**WRITTEN INSTRUCTION**
Copy every record exactly, and keep the pictures out.

**ENTRIES SUPPLIED**

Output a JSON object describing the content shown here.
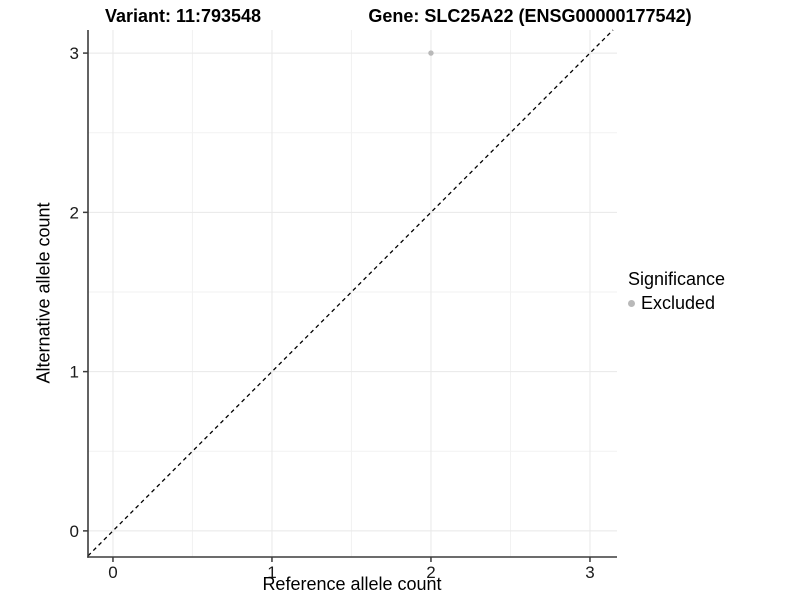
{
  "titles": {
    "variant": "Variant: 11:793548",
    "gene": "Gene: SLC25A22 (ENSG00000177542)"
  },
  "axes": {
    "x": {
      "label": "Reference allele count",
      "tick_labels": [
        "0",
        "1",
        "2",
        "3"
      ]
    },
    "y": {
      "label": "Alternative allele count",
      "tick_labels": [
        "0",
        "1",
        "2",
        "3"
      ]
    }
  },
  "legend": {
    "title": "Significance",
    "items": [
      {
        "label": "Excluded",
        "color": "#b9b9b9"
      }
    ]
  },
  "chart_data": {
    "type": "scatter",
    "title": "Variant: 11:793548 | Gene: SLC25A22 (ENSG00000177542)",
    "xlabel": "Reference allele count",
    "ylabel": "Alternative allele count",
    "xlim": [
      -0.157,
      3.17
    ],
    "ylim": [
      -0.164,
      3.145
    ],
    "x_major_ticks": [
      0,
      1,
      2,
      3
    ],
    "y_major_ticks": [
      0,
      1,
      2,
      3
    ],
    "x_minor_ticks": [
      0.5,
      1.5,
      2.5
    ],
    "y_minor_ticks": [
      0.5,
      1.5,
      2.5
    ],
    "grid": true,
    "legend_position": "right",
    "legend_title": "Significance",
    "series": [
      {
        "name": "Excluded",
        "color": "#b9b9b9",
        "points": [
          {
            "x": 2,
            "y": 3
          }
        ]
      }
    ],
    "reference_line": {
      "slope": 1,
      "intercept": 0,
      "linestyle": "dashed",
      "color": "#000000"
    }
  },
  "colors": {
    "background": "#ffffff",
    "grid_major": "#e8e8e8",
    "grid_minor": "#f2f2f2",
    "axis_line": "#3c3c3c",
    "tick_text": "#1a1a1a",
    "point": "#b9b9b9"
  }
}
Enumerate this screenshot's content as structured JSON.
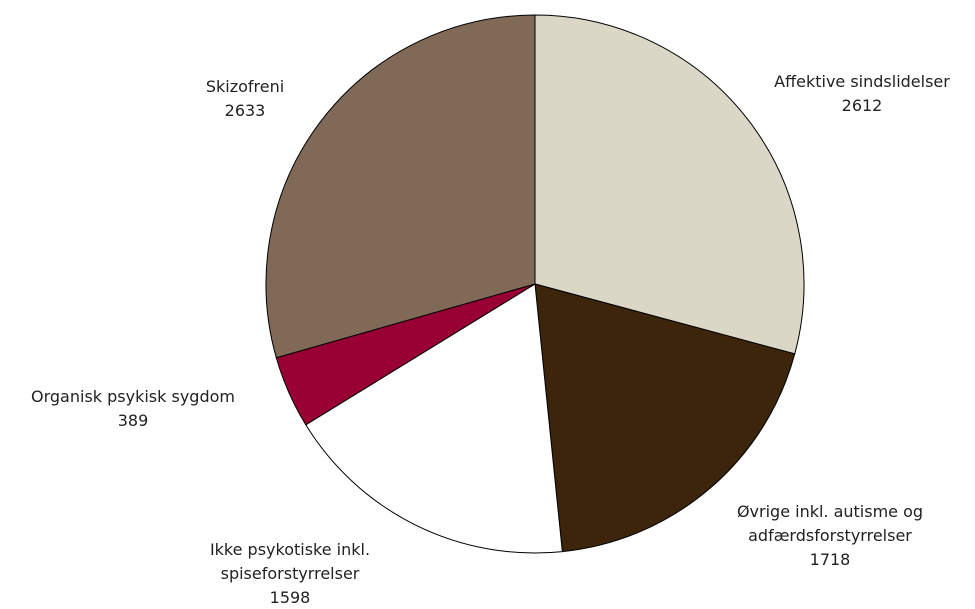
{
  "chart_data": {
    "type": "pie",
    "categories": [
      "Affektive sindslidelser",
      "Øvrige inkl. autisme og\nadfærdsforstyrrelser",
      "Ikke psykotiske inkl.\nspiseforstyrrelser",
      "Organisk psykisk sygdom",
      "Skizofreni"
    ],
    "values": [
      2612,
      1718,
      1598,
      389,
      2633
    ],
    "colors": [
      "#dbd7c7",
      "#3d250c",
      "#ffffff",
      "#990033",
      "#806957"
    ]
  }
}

**WRITTEN SOLUTION**
Output a JSON object describing the content shown here.
{
  "titles": {
    "variant": "Variant: 11:793548",
    "gene": "Gene: SLC25A22 (ENSG00000177542)"
  },
  "axes": {
    "x": {
      "label": "Reference allele count",
      "tick_labels": [
        "0",
        "1",
        "2",
        "3"
      ]
    },
    "y": {
      "label": "Alternative allele count",
      "tick_labels": [
        "0",
        "1",
        "2",
        "3"
      ]
    }
  },
  "legend": {
    "title": "Significance",
    "items": [
      {
        "label": "Excluded",
        "color": "#b9b9b9"
      }
    ]
  },
  "chart_data": {
    "type": "scatter",
    "title": "Variant: 11:793548 | Gene: SLC25A22 (ENSG00000177542)",
    "xlabel": "Reference allele count",
    "ylabel": "Alternative allele count",
    "xlim": [
      -0.157,
      3.17
    ],
    "ylim": [
      -0.164,
      3.145
    ],
    "x_major_ticks": [
      0,
      1,
      2,
      3
    ],
    "y_major_ticks": [
      0,
      1,
      2,
      3
    ],
    "x_minor_ticks": [
      0.5,
      1.5,
      2.5
    ],
    "y_minor_ticks": [
      0.5,
      1.5,
      2.5
    ],
    "grid": true,
    "legend_position": "right",
    "legend_title": "Significance",
    "series": [
      {
        "name": "Excluded",
        "color": "#b9b9b9",
        "points": [
          {
            "x": 2,
            "y": 3
          }
        ]
      }
    ],
    "reference_line": {
      "slope": 1,
      "intercept": 0,
      "linestyle": "dashed",
      "color": "#000000"
    }
  },
  "colors": {
    "background": "#ffffff",
    "grid_major": "#e8e8e8",
    "grid_minor": "#f2f2f2",
    "axis_line": "#3c3c3c",
    "tick_text": "#1a1a1a",
    "point": "#b9b9b9"
  }
}
Enumerate this screenshot's content as structured JSON.
{
  "chart_data": {
    "type": "pie",
    "categories": [
      "Affektive sindslidelser",
      "Øvrige inkl. autisme og\nadfærdsforstyrrelser",
      "Ikke psykotiske inkl.\nspiseforstyrrelser",
      "Organisk psykisk sygdom",
      "Skizofreni"
    ],
    "values": [
      2612,
      1718,
      1598,
      389,
      2633
    ],
    "colors": [
      "#dbd7c7",
      "#3d250c",
      "#ffffff",
      "#990033",
      "#806957"
    ]
  }
}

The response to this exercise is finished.